Work to do: Pictures stay out of your copy, but everything else in the records below must be repeated exactly.
-------------------------
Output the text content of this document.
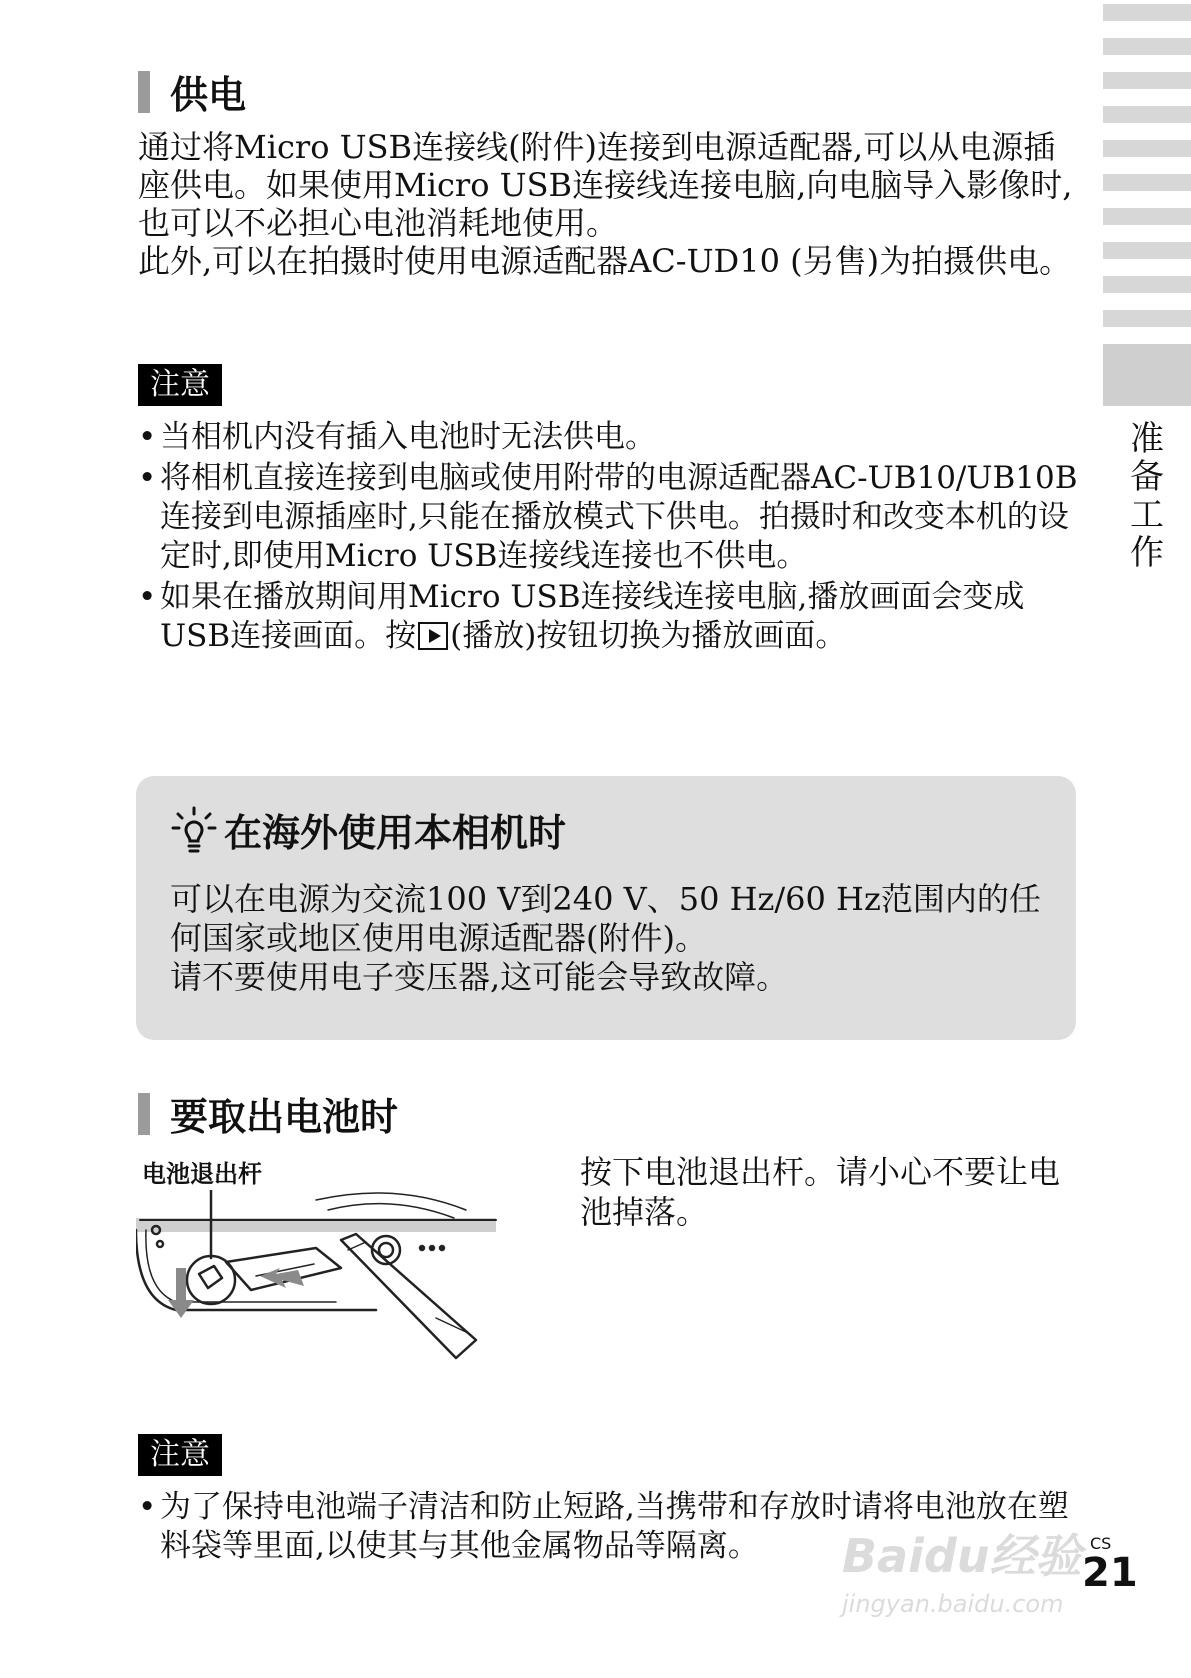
准
备
工
作
供电

通过将Micro USB连接线(附件)连接到电源适配器,可以从电源插座供电。如果使用Micro USB连接线连接电脑,向电脑导入影像时,也可以不必担心电池消耗地使用。

此外,可以在拍摄时使用电源适配器AC-UD10 (另售)为拍摄供电。

注意
• 当相机内没有插入电池时无法供电。
• 将相机直接连接到电脑或使用附带的电源适配器AC-UB10/UB10B连接到电源插座时,只能在播放模式下供电。拍摄时和改变本机的设定时,即使用Micro USB连接线连接也不供电。
• 如果在播放期间用Micro USB连接线连接电脑,播放画面会变成USB连接画面。按 (播放)按钮切换为播放画面。
在海外使用本相机时

可以在电源为交流100 V到240 V、50 Hz/60 Hz范围内的任何国家或地区使用电源适配器(附件)。

请不要使用电子变压器,这可能会导致故障。

要取出电池时
电池退出杆	按下电池退出杆。请小心不要让电池掉落。
注意
• 为了保持电池端子清洁和防止短路,当携带和存放时请将电池放在塑料袋等里面,以使其与其他金属物品等隔离。	Baidu经验
jingyan.baidu.com
CS
21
-------------------------
Answer for the task:
Output the text content of this document.
准
备
工
作
供电

通过将Micro USB连接线(附件)连接到电源适配器,可以从电源插座供电。如果使用Micro USB连接线连接电脑,向电脑导入影像时,也可以不必担心电池消耗地使用。

此外,可以在拍摄时使用电源适配器AC-UD10 (另售)为拍摄供电。

注意
• 当相机内没有插入电池时无法供电。
• 将相机直接连接到电脑或使用附带的电源适配器AC-UB10/UB10B连接到电源插座时,只能在播放模式下供电。拍摄时和改变本机的设定时,即使用Micro USB连接线连接也不供电。
• 如果在播放期间用Micro USB连接线连接电脑,播放画面会变成USB连接画面。按 (播放)按钮切换为播放画面。
在海外使用本相机时

可以在电源为交流100 V到240 V、50 Hz/60 Hz范围内的任何国家或地区使用电源适配器(附件)。

请不要使用电子变压器,这可能会导致故障。

要取出电池时
电池退出杆	按下电池退出杆。请小心不要让电池掉落。
注意
• 为了保持电池端子清洁和防止短路,当携带和存放时请将电池放在塑料袋等里面,以使其与其他金属物品等隔离。	Baidu经验
jingyan.baidu.com
CS
21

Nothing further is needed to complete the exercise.